• WHAT YOU SHOULD DO
Count every line in the entries that follow where the word "qanday" appears, then state only the total.

--- Start ---

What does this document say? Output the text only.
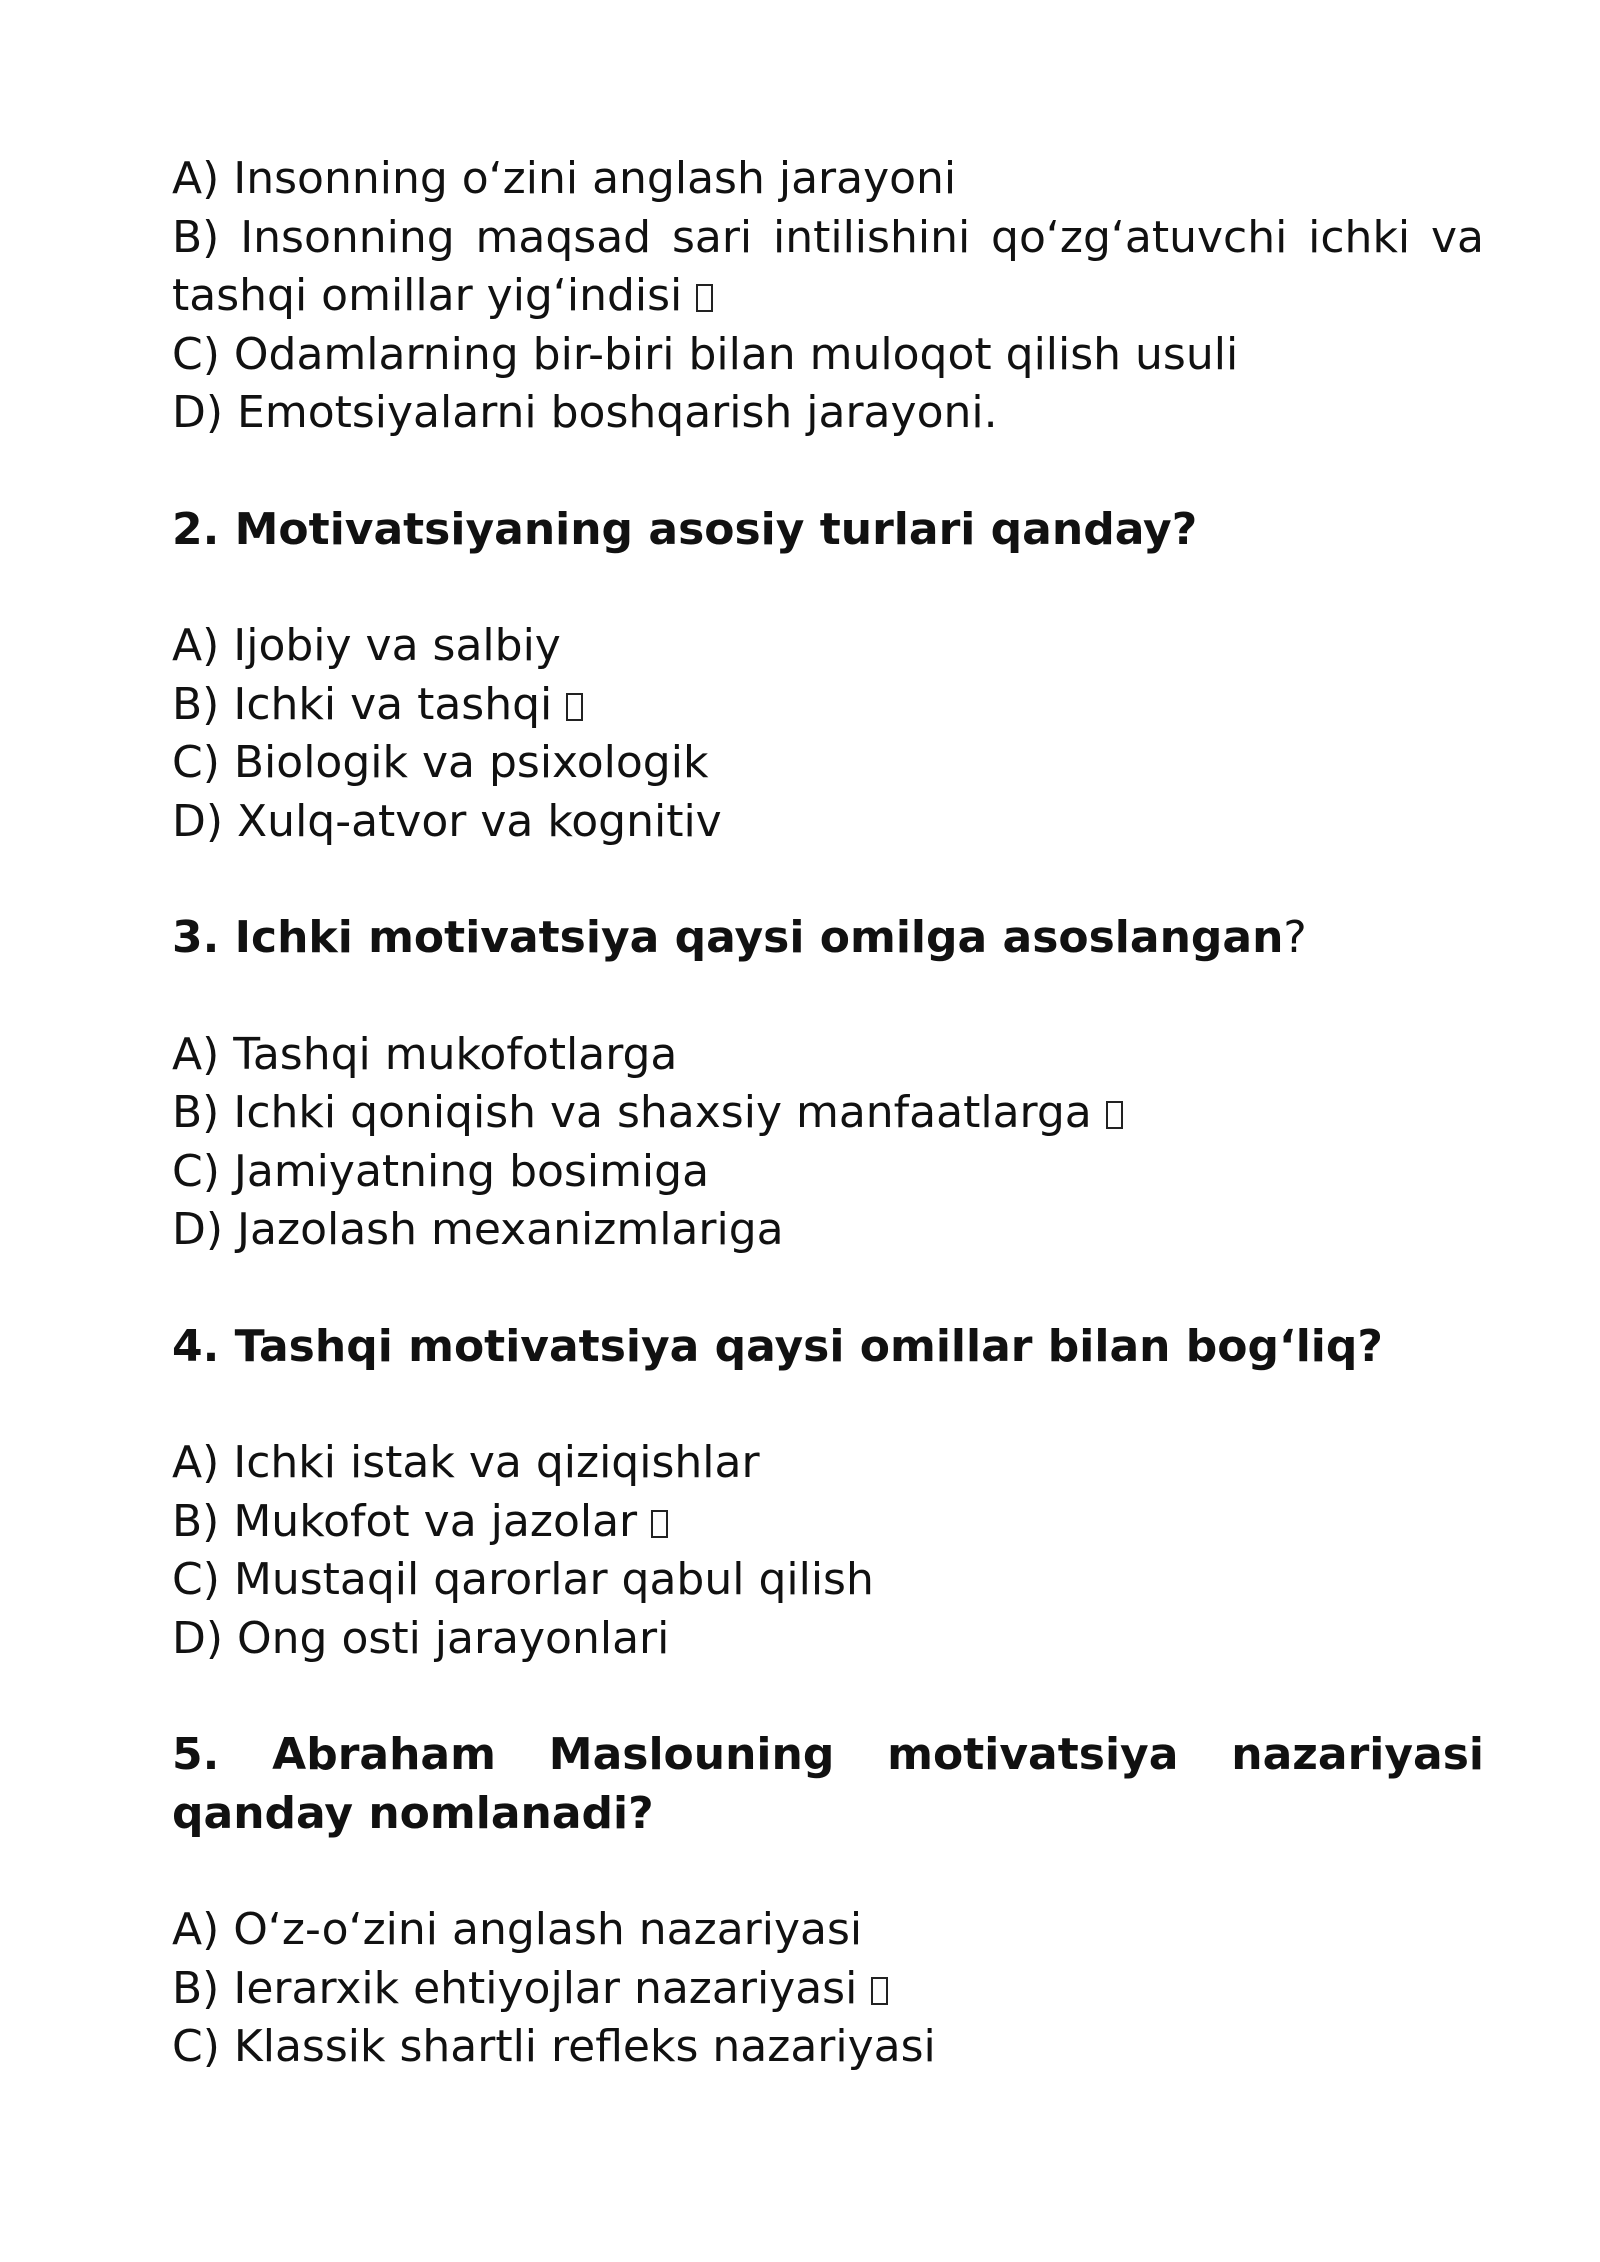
A) Insonning o‘zini anglash jarayoni

B) Insonning maqsad sari intilishini qo‘zg‘atuvchi ichki va tashqi omillar yig‘indisi

C) Odamlarning bir-biri bilan muloqot qilish usuli

D) Emotsiyalarni boshqarish jarayoni.

2. Motivatsiyaning asosiy turlari qanday?

A) Ijobiy va salbiy

B) Ichki va tashqi

C) Biologik va psixologik

D) Xulq-atvor va kognitiv

3. Ichki motivatsiya qaysi omilga asoslangan?

A) Tashqi mukofotlarga

B) Ichki qoniqish va shaxsiy manfaatlarga

C) Jamiyatning bosimiga

D) Jazolash mexanizmlariga

4. Tashqi motivatsiya qaysi omillar bilan bog‘liq?

A) Ichki istak va qiziqishlar

B) Mukofot va jazolar

C) Mustaqil qarorlar qabul qilish

D) Ong osti jarayonlari

5. Abraham Maslouning motivatsiya nazariyasi qanday nomlanadi?

A) O‘z-o‘zini anglash nazariyasi

B) Ierarxik ehtiyojlar nazariyasi

C) Klassik shartli refleks nazariyasi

--- End ---

• THE ANSWER
2